▶ THE EXERCISE:
Copy each line that has the string "down" somewhere in it.

Extracted data entries
((

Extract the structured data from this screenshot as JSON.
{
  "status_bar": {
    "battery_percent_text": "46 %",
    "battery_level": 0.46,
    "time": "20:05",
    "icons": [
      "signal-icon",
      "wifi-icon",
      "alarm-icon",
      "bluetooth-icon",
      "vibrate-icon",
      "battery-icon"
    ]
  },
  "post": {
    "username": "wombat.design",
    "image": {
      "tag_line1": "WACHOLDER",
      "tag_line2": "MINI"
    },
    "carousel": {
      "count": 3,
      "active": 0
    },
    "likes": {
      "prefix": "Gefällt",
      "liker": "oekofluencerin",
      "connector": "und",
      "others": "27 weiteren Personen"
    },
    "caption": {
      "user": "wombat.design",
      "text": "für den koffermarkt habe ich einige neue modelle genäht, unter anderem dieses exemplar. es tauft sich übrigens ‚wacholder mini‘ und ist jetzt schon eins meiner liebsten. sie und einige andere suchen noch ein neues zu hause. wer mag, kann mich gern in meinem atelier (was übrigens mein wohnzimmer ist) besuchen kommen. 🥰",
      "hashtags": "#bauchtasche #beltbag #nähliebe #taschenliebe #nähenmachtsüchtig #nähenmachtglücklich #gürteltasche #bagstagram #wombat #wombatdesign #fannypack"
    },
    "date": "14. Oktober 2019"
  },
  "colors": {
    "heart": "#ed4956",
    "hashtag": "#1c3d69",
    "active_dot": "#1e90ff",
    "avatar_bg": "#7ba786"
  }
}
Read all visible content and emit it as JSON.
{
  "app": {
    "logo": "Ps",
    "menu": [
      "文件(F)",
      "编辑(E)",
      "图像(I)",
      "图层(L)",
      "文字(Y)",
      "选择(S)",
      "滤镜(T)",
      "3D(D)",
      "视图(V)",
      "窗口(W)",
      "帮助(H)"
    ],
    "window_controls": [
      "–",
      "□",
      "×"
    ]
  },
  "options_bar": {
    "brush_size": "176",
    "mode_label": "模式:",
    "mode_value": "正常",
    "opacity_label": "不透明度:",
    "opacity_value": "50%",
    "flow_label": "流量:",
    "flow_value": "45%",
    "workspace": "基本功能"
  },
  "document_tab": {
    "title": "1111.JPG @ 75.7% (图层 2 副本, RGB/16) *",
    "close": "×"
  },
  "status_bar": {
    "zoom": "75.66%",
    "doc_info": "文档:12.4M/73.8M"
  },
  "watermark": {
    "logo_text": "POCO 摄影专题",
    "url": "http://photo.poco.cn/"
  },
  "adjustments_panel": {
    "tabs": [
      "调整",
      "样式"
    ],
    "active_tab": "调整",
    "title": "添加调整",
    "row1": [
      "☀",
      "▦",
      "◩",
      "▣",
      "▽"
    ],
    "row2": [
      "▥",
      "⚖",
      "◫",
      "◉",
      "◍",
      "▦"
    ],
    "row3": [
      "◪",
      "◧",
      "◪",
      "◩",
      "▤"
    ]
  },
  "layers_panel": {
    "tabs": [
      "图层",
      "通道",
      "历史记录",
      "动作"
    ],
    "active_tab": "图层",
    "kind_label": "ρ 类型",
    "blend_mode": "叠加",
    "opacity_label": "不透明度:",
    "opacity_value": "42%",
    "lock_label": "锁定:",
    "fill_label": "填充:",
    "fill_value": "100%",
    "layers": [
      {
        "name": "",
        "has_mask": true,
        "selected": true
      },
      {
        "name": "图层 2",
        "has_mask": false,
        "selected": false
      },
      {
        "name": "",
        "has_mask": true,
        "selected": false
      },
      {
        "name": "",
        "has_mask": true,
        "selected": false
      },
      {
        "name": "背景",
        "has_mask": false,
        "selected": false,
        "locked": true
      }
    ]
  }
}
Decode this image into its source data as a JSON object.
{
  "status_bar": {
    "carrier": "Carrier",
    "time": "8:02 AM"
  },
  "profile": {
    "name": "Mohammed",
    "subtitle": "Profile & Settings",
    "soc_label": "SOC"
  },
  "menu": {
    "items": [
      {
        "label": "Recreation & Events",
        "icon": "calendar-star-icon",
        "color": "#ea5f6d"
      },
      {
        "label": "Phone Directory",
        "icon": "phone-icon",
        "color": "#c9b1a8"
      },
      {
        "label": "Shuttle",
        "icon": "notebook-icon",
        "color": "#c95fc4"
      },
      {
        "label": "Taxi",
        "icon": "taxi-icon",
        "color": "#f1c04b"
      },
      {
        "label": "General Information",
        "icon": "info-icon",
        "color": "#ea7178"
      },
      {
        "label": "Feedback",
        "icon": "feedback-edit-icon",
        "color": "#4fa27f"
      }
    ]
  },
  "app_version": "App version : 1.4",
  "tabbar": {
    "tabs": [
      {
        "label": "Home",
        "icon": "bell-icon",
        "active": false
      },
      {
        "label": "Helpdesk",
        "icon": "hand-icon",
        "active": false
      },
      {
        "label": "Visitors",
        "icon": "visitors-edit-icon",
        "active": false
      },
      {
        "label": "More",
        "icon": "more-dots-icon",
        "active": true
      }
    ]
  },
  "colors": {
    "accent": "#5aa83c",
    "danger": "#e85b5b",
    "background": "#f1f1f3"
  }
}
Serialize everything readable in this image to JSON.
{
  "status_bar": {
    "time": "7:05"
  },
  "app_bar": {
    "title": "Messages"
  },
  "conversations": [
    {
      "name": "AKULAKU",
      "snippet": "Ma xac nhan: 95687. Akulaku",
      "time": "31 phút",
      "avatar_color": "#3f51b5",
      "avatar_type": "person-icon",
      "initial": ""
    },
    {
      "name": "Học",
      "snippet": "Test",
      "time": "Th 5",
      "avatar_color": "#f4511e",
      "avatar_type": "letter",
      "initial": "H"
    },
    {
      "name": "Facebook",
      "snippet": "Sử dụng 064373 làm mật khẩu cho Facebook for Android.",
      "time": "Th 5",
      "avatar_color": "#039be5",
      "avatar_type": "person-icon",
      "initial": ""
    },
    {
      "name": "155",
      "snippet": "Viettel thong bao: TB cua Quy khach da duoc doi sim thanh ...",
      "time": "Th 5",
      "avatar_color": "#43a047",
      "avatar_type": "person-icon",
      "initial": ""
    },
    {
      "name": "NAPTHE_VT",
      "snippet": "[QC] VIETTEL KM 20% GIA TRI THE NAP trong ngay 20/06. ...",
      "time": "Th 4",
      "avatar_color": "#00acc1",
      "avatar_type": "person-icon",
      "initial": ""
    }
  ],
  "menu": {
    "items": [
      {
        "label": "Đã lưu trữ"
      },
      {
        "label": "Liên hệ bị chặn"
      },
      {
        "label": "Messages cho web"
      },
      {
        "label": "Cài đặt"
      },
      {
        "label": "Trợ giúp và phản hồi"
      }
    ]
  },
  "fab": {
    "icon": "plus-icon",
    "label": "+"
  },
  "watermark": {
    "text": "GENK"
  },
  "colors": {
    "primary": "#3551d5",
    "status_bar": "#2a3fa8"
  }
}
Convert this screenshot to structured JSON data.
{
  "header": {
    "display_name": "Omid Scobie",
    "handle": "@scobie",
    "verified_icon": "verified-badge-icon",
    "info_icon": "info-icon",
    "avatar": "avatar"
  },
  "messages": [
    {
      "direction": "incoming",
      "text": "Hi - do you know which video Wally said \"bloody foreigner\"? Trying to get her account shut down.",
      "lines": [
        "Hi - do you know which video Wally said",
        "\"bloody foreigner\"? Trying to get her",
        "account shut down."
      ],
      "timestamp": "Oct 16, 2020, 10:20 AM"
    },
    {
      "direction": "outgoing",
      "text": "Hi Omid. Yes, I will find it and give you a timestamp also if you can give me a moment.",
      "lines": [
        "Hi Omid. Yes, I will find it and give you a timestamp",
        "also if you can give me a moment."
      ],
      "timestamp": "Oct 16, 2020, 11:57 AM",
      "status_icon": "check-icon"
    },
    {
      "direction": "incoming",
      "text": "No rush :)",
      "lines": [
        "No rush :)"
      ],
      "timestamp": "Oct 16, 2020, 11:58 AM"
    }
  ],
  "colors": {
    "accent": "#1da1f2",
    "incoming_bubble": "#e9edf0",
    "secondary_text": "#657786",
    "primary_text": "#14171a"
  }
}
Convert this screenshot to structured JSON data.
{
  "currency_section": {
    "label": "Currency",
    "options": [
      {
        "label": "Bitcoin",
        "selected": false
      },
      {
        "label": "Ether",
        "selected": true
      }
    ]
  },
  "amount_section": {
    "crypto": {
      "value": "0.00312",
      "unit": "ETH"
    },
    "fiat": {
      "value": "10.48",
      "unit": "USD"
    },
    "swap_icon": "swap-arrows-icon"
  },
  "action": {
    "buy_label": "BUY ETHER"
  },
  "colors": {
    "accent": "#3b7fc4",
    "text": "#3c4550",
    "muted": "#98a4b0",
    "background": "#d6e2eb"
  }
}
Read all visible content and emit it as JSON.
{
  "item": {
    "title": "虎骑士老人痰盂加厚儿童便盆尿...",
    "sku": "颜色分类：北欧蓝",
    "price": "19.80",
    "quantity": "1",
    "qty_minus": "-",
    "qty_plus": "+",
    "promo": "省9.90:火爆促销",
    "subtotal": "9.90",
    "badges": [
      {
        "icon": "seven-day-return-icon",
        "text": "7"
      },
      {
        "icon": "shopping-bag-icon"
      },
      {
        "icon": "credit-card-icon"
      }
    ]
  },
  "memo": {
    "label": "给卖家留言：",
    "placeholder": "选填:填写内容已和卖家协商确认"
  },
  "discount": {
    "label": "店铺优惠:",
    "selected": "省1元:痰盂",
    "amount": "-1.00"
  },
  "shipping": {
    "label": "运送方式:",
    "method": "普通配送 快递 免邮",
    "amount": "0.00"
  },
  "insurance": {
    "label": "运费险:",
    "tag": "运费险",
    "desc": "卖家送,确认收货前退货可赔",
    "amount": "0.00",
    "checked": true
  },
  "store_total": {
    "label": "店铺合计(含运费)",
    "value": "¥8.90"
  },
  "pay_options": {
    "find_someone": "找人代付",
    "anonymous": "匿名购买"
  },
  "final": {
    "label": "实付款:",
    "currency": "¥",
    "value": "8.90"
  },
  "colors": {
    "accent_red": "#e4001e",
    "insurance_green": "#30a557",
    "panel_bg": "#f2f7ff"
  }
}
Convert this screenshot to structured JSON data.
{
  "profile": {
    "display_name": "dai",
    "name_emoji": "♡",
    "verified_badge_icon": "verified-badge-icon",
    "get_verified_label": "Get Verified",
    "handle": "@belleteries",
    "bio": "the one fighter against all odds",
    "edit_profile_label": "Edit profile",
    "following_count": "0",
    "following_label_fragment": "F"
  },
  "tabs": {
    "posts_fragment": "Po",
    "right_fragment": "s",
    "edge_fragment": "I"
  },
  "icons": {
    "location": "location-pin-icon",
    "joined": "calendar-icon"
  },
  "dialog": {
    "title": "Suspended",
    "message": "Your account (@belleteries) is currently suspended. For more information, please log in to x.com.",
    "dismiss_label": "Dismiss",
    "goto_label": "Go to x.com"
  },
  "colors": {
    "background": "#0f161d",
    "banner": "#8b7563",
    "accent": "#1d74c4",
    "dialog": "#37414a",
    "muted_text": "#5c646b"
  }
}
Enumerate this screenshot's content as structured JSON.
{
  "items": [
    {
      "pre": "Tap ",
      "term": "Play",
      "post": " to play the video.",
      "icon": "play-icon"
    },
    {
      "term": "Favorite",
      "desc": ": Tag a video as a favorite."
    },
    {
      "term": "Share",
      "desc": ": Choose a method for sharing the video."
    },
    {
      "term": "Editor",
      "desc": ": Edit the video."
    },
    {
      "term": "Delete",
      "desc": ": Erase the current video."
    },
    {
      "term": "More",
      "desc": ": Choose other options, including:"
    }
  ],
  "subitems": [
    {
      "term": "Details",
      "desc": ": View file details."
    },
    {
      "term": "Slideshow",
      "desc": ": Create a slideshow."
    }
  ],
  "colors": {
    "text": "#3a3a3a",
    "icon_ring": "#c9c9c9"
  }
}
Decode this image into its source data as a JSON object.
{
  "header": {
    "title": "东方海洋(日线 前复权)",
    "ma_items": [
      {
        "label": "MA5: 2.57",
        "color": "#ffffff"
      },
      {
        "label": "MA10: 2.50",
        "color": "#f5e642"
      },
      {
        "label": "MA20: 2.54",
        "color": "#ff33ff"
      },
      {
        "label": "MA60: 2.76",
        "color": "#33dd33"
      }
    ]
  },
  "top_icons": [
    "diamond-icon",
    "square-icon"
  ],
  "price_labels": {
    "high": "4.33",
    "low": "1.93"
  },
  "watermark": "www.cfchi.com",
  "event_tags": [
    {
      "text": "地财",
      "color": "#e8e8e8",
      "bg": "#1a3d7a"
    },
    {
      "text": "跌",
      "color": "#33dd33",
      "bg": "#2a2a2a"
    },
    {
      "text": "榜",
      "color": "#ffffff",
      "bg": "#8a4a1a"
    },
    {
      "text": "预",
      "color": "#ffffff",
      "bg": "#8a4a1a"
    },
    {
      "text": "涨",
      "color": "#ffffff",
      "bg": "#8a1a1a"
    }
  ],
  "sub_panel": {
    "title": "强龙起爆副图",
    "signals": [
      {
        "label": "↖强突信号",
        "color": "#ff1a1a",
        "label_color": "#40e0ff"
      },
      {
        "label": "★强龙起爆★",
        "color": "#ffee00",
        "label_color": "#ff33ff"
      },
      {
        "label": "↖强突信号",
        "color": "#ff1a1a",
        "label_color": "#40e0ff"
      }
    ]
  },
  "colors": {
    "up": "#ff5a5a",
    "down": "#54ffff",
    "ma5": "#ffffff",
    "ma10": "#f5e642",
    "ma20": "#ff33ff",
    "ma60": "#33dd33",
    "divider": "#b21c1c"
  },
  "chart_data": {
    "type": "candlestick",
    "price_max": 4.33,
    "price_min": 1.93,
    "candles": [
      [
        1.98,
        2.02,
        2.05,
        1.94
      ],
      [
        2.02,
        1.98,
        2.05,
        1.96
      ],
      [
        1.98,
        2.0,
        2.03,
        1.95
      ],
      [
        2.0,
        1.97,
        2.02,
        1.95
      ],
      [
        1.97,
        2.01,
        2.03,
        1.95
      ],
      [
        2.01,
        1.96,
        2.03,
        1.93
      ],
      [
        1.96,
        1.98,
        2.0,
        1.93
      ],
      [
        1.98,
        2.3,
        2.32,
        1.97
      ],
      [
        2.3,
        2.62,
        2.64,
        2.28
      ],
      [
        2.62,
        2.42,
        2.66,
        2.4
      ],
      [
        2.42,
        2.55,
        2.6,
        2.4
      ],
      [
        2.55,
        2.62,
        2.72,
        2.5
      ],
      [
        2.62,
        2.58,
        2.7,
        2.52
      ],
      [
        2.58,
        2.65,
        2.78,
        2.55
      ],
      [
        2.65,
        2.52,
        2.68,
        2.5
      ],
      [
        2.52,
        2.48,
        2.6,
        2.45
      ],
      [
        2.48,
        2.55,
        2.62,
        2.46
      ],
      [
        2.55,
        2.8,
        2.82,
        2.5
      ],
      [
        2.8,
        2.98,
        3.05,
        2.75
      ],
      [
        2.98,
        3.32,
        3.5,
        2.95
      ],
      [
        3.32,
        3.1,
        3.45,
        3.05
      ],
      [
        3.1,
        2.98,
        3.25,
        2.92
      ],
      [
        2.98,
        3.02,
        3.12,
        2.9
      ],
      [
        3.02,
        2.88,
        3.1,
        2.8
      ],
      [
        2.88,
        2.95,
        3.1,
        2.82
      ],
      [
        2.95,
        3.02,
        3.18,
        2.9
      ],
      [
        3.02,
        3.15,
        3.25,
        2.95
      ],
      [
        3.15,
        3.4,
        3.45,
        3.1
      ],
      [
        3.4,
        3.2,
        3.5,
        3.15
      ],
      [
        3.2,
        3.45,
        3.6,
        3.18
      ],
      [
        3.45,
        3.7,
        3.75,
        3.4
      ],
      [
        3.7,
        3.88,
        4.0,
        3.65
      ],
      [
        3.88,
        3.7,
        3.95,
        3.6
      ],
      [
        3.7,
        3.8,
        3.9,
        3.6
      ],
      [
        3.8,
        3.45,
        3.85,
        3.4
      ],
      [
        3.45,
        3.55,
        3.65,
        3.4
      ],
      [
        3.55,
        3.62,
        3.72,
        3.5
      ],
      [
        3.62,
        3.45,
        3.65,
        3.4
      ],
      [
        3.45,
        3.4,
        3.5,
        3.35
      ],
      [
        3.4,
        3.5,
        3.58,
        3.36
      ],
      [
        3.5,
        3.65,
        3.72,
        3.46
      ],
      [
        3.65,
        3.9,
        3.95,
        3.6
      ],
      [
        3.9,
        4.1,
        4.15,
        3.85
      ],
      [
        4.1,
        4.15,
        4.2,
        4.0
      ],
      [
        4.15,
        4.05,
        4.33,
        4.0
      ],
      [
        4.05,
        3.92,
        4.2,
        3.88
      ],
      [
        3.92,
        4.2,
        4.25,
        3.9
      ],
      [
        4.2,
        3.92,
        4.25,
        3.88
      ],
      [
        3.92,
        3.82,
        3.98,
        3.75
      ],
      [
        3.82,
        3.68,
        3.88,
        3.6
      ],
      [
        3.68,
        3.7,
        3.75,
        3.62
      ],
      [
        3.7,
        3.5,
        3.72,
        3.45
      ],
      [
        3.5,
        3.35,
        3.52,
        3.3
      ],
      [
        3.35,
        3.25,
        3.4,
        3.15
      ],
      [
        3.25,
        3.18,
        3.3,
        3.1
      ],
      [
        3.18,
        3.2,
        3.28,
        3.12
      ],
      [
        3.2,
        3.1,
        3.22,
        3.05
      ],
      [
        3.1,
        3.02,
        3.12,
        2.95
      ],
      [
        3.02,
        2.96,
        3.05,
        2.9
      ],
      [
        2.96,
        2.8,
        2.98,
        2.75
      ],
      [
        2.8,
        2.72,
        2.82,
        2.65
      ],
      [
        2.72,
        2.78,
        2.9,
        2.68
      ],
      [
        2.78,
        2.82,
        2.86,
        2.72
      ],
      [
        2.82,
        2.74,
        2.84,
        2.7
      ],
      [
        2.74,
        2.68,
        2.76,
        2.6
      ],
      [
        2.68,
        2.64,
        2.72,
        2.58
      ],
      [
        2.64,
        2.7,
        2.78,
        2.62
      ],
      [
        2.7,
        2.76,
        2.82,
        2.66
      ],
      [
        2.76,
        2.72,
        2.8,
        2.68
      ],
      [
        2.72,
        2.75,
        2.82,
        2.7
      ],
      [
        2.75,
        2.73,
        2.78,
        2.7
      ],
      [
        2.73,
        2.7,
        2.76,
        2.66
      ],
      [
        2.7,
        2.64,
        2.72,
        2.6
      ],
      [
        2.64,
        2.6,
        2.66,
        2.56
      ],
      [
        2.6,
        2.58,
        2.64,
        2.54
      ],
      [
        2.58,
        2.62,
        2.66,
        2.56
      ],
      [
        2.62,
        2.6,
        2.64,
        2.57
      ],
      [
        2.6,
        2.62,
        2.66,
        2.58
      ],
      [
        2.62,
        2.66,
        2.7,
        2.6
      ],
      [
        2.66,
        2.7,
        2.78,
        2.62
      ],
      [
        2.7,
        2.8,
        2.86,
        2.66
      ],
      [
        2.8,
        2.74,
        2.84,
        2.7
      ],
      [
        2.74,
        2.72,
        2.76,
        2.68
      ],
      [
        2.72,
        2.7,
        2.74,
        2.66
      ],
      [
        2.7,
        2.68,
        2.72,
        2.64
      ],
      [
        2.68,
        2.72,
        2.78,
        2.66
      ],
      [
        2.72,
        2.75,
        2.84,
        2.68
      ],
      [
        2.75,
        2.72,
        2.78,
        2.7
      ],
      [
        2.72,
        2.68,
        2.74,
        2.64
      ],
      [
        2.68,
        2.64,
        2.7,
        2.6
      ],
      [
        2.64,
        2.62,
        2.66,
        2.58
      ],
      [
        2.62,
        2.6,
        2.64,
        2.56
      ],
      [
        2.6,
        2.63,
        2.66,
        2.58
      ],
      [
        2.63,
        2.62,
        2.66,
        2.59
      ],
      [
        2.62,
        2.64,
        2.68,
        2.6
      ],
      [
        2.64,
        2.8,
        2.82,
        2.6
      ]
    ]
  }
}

))

▶ ANSWER TO THIS EXERCISE:
      "text": "Hi - do you know which video Wally said \"bloody foreigner\"? Trying to get her account shut down.",
        "account shut down."
    "down": "#54ffff",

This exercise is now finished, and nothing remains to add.